[Bounding box entries]
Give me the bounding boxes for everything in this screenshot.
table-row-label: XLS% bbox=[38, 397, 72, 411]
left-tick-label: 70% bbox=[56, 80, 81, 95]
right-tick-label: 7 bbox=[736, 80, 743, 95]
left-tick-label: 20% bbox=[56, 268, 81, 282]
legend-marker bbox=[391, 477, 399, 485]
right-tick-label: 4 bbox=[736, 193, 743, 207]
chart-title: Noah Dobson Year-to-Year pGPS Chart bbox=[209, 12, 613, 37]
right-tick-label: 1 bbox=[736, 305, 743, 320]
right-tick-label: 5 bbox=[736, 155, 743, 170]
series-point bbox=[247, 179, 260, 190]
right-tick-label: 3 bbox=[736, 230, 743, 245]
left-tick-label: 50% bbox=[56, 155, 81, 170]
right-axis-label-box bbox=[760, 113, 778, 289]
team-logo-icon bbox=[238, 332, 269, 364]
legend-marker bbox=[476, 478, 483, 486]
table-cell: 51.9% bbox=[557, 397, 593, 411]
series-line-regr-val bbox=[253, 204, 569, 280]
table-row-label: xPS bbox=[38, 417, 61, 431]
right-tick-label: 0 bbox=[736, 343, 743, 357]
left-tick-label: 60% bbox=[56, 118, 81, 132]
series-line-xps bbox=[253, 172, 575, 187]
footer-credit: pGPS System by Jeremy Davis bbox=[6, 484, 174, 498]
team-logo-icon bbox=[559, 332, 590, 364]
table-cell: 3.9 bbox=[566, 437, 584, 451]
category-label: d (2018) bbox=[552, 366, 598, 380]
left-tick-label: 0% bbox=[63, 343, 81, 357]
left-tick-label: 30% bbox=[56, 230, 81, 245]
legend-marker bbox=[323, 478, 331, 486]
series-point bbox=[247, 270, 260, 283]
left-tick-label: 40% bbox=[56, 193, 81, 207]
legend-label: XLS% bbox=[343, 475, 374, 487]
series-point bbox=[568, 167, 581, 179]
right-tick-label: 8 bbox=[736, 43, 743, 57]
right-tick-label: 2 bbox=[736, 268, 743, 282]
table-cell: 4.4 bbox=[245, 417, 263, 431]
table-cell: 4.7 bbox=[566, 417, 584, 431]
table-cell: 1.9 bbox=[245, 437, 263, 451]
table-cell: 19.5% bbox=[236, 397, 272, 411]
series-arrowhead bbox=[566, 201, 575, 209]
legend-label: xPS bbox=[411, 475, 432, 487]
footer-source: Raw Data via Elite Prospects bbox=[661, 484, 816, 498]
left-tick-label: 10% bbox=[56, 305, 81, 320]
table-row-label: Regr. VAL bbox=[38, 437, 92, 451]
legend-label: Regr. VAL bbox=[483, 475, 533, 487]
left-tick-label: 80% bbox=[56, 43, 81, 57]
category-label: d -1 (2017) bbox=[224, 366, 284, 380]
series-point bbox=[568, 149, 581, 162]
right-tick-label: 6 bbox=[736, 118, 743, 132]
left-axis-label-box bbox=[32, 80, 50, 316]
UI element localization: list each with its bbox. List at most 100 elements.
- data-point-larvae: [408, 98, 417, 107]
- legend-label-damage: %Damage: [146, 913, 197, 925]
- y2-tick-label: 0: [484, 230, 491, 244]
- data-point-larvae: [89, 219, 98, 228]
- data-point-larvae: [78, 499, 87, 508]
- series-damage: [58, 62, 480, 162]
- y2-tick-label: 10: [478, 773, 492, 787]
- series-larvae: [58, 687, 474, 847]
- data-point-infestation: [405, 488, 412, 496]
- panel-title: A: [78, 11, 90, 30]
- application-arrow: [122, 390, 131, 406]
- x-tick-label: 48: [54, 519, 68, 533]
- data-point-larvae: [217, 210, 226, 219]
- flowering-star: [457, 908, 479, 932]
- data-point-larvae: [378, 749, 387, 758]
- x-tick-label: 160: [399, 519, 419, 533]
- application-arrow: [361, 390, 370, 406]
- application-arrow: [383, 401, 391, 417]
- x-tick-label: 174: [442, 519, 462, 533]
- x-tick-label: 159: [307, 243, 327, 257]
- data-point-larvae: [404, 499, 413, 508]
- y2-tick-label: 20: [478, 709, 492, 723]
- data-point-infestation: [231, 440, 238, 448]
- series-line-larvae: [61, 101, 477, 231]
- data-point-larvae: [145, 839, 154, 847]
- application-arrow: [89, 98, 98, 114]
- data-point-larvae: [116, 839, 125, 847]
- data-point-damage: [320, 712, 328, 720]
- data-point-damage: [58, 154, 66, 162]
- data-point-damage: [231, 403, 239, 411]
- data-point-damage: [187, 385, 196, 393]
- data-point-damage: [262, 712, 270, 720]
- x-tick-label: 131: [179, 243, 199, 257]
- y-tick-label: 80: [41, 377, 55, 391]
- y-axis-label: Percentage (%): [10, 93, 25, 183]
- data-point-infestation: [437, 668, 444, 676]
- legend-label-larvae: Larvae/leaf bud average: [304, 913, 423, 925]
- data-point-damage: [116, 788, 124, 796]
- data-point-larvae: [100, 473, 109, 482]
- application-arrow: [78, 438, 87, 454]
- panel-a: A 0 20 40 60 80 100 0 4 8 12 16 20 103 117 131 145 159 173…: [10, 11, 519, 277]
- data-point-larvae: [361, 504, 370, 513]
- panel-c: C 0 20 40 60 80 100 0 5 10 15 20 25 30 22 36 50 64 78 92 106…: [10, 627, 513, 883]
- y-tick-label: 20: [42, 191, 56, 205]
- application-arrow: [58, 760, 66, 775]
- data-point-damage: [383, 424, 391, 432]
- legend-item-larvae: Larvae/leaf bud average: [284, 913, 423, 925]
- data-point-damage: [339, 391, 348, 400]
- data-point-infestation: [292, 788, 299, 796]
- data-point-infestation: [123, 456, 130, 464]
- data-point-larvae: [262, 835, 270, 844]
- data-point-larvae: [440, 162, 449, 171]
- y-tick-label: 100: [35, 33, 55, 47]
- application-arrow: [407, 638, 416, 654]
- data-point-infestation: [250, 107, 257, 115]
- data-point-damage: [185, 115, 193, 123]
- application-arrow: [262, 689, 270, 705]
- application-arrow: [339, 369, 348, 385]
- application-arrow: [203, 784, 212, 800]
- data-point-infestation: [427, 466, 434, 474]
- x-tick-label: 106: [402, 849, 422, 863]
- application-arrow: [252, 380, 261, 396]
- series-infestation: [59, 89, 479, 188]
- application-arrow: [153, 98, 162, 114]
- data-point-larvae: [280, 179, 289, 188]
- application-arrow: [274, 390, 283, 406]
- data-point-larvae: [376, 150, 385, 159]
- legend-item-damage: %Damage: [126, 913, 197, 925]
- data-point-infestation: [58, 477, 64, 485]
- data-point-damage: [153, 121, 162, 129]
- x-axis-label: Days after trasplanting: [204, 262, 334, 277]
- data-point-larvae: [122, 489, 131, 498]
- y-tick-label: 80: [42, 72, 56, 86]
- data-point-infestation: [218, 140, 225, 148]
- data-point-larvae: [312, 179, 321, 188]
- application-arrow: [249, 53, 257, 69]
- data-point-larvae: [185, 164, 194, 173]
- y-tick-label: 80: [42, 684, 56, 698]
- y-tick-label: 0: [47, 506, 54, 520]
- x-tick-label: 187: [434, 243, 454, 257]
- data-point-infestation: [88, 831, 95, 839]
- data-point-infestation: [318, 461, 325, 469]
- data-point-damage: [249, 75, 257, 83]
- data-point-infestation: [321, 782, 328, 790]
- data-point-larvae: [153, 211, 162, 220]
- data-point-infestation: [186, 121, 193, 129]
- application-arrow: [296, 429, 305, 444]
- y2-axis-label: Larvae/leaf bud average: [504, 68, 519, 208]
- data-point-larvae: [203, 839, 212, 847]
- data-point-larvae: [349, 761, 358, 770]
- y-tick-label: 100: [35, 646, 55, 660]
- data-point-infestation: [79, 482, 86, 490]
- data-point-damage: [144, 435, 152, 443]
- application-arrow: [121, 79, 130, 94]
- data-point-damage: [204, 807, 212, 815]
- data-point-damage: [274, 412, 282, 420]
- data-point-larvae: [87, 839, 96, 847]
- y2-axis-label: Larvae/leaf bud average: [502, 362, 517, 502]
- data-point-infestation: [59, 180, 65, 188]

» Task details:
Rewrite the entries from the first one through the line that contains "left-tick-label: 50% bbox=[56, 155, 81, 170]", putting "right-axis-tick" in place of "right-tick-label" and changing nothing else.

» Response below:
Give me the bounding boxes for everything in this screenshot.
table-row-label: XLS% bbox=[38, 397, 72, 411]
left-tick-label: 70% bbox=[56, 80, 81, 95]
right-axis-tick: 7 bbox=[736, 80, 743, 95]
left-tick-label: 20% bbox=[56, 268, 81, 282]
legend-marker bbox=[391, 477, 399, 485]
right-axis-tick: 4 bbox=[736, 193, 743, 207]
chart-title: Noah Dobson Year-to-Year pGPS Chart bbox=[209, 12, 613, 37]
right-axis-tick: 1 bbox=[736, 305, 743, 320]
right-axis-tick: 5 bbox=[736, 155, 743, 170]
series-point bbox=[247, 179, 260, 190]
right-axis-tick: 3 bbox=[736, 230, 743, 245]
left-tick-label: 50% bbox=[56, 155, 81, 170]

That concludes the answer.